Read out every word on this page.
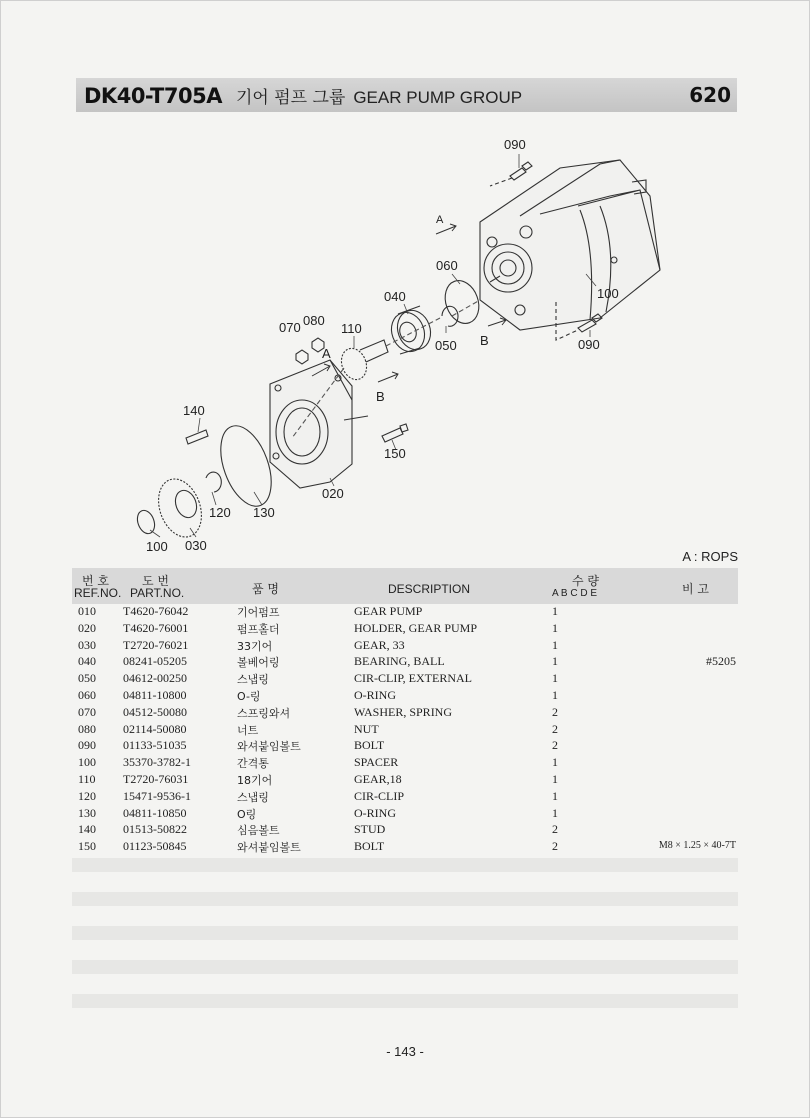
DK40-T705A 기어 펌프 그룹 GEAR PUMP GROUP	620
090
A
060
040	100
070 080
110
A
050 B	090
B
140
150
020
120 130
100 030
A : ROPS
번 호
REF.NO.
도 번
PART.NO.	품 명	DESCRIPTION
수 량
A B C D E	비 고
010 T4620-76042	기어펌프	GEAR PUMP	1
020 T4620-76001	펌프홀더	HOLDER, GEAR PUMP	1
030 T2720-76021	33기어	GEAR, 33	1
040 08241-05205	볼베어링	BEARING, BALL	1	#5205
050 04612-00250	스냅링	CIR-CLIP, EXTERNAL	1
060 04811-10800	O-링	O-RING	1
070 04512-50080	스프링와셔	WASHER, SPRING	2
080 02114-50080	너트	NUT	2
090 01133-51035	와셔붙임볼트	BOLT	2
100 35370-3782-1	간격통	SPACER	1
110 T2720-76031	18기어	GEAR,18	1
120 15471-9536-1	스냅링	CIR-CLIP	1
130 04811-10850	O링	O-RING	1
140 01513-50822	심음볼트	STUD	2
150 01123-50845	와셔붙임볼트	BOLT	2	M8 × 1.25 × 40-7T
- 143 -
----------------------------------------
Gather each line in the data that holds the string "PUMP".

DK40-T705A 기어 펌프 그룹 GEAR PUMP GROUP	620
010 T4620-76042	기어펌프	GEAR PUMP	1
020 T4620-76001	펌프홀더	HOLDER, GEAR PUMP	1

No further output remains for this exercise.